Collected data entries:
════════
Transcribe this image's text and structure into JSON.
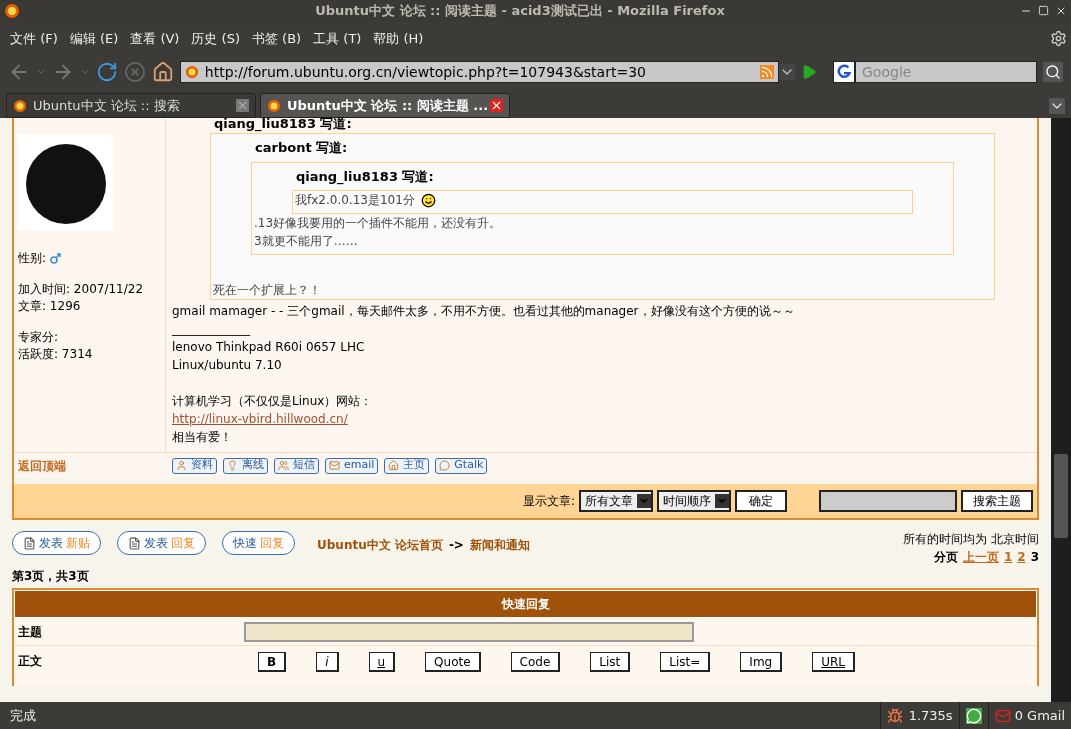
{
  "window": {
    "title": "Ubuntu中文 论坛 :: 阅读主题 - acid3测试已出 - Mozilla Firefox"
  },
  "menu": [
    "文件 (F)",
    "编辑 (E)",
    "查看 (V)",
    "历史 (S)",
    "书签 (B)",
    "工具 (T)",
    "帮助 (H)"
  ],
  "address_bar": {
    "value": "http://forum.ubuntu.org.cn/viewtopic.php?t=107943&start=30"
  },
  "search": {
    "placeholder": "Google"
  },
  "tabs": [
    {
      "label": "Ubuntu中文 论坛 :: 搜索",
      "selected": false
    },
    {
      "label": "Ubuntu中文 论坛 :: 阅读主题 ...",
      "selected": true
    }
  ],
  "post": {
    "author_info": [
      "性别:",
      "加入时间: 2007/11/22",
      "文章: 1296",
      "专家分:",
      "活跃度: 7314"
    ],
    "quote": {
      "author": "qiang_liu8183 写道:",
      "quote": {
        "author": "carbont 写道:",
        "quote": {
          "author": "qiang_liu8183 写道:",
          "lines": [
            "我fx2.0.0.13是101分"
          ]
        },
        "lines": [
          ".13好像我要用的一个插件不能用，还没有升。",
          "3就更不能用了……"
        ]
      },
      "lines": [
        "死在一个扩展上？！"
      ]
    },
    "body": "gmail mamager -  - 三个gmail，每天邮件太多，不用不方便。也看过其他的manager，好像没有这个方便的说～～",
    "signature_rule": "_____________",
    "signature": [
      "lenovo Thinkpad R60i 0657 LHC",
      "Linux/ubuntu 7.10"
    ],
    "signature_site": "计算机学习（不仅仅是Linux）网站：",
    "signature_link": "http://linux-vbird.hillwood.cn/",
    "signature_end": "相当有爱！",
    "back_to_top": "返回顶端",
    "profile_buttons": [
      "资料",
      "离线",
      "短信",
      "email",
      "主页",
      "Gtalk"
    ]
  },
  "filter_bar": {
    "label": "显示文章:",
    "selects": [
      "所有文章",
      "时间顺序"
    ],
    "confirm": "确定",
    "search_button": "搜索主题"
  },
  "action_buttons": [
    {
      "prefix": "发表",
      "accent": "新贴"
    },
    {
      "prefix": "发表",
      "accent": "回复"
    },
    {
      "prefix": "快速",
      "accent": "回复"
    }
  ],
  "breadcrumb": {
    "home": "Ubuntu中文 论坛首页",
    "separator": "->",
    "forum": "新闻和通知"
  },
  "timezone": "所有的时间均为 北京时间",
  "pagination": {
    "label": "分页",
    "previous": "上一页",
    "pages": [
      {
        "label": "1",
        "selected": false
      },
      {
        "label": "2",
        "selected": false
      },
      {
        "label": "3",
        "selected": true
      }
    ]
  },
  "page_info": "第3页，共3页",
  "quick_reply": {
    "title": "快速回复",
    "subject_label": "主题",
    "body_label": "正文",
    "format_buttons": [
      {
        "label": "B",
        "kind": "bold"
      },
      {
        "label": "i",
        "kind": "italic"
      },
      {
        "label": "u",
        "kind": "underline"
      },
      {
        "label": "Quote",
        "kind": "plain"
      },
      {
        "label": "Code",
        "kind": "plain"
      },
      {
        "label": "List",
        "kind": "plain"
      },
      {
        "label": "List=",
        "kind": "plain"
      },
      {
        "label": "Img",
        "kind": "plain"
      },
      {
        "label": "URL",
        "kind": "underline"
      }
    ]
  },
  "status_bar": {
    "text": "完成",
    "timer": "1.735s",
    "gmail": "0 Gmail"
  }
}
════════
Required work
Reproduce the material above in full and without alteration, but skip all pictures.

Final result
Transcribe this image's text and structure into JSON.
{
  "window": {
    "title": "Ubuntu中文 论坛 :: 阅读主题 - acid3测试已出 - Mozilla Firefox"
  },
  "menu": [
    "文件 (F)",
    "编辑 (E)",
    "查看 (V)",
    "历史 (S)",
    "书签 (B)",
    "工具 (T)",
    "帮助 (H)"
  ],
  "address_bar": {
    "value": "http://forum.ubuntu.org.cn/viewtopic.php?t=107943&start=30"
  },
  "search": {
    "placeholder": "Google"
  },
  "tabs": [
    {
      "label": "Ubuntu中文 论坛 :: 搜索",
      "selected": false
    },
    {
      "label": "Ubuntu中文 论坛 :: 阅读主题 ...",
      "selected": true
    }
  ],
  "post": {
    "author_info": [
      "性别:",
      "加入时间: 2007/11/22",
      "文章: 1296",
      "专家分:",
      "活跃度: 7314"
    ],
    "quote": {
      "author": "qiang_liu8183 写道:",
      "quote": {
        "author": "carbont 写道:",
        "quote": {
          "author": "qiang_liu8183 写道:",
          "lines": [
            "我fx2.0.0.13是101分"
          ]
        },
        "lines": [
          ".13好像我要用的一个插件不能用，还没有升。",
          "3就更不能用了……"
        ]
      },
      "lines": [
        "死在一个扩展上？！"
      ]
    },
    "body": "gmail mamager -  - 三个gmail，每天邮件太多，不用不方便。也看过其他的manager，好像没有这个方便的说～～",
    "signature_rule": "_____________",
    "signature": [
      "lenovo Thinkpad R60i 0657 LHC",
      "Linux/ubuntu 7.10"
    ],
    "signature_site": "计算机学习（不仅仅是Linux）网站：",
    "signature_link": "http://linux-vbird.hillwood.cn/",
    "signature_end": "相当有爱！",
    "back_to_top": "返回顶端",
    "profile_buttons": [
      "资料",
      "离线",
      "短信",
      "email",
      "主页",
      "Gtalk"
    ]
  },
  "filter_bar": {
    "label": "显示文章:",
    "selects": [
      "所有文章",
      "时间顺序"
    ],
    "confirm": "确定",
    "search_button": "搜索主题"
  },
  "action_buttons": [
    {
      "prefix": "发表",
      "accent": "新贴"
    },
    {
      "prefix": "发表",
      "accent": "回复"
    },
    {
      "prefix": "快速",
      "accent": "回复"
    }
  ],
  "breadcrumb": {
    "home": "Ubuntu中文 论坛首页",
    "separator": "->",
    "forum": "新闻和通知"
  },
  "timezone": "所有的时间均为 北京时间",
  "pagination": {
    "label": "分页",
    "previous": "上一页",
    "pages": [
      {
        "label": "1",
        "selected": false
      },
      {
        "label": "2",
        "selected": false
      },
      {
        "label": "3",
        "selected": true
      }
    ]
  },
  "page_info": "第3页，共3页",
  "quick_reply": {
    "title": "快速回复",
    "subject_label": "主题",
    "body_label": "正文",
    "format_buttons": [
      {
        "label": "B",
        "kind": "bold"
      },
      {
        "label": "i",
        "kind": "italic"
      },
      {
        "label": "u",
        "kind": "underline"
      },
      {
        "label": "Quote",
        "kind": "plain"
      },
      {
        "label": "Code",
        "kind": "plain"
      },
      {
        "label": "List",
        "kind": "plain"
      },
      {
        "label": "List=",
        "kind": "plain"
      },
      {
        "label": "Img",
        "kind": "plain"
      },
      {
        "label": "URL",
        "kind": "underline"
      }
    ]
  },
  "status_bar": {
    "text": "完成",
    "timer": "1.735s",
    "gmail": "0 Gmail"
  }
}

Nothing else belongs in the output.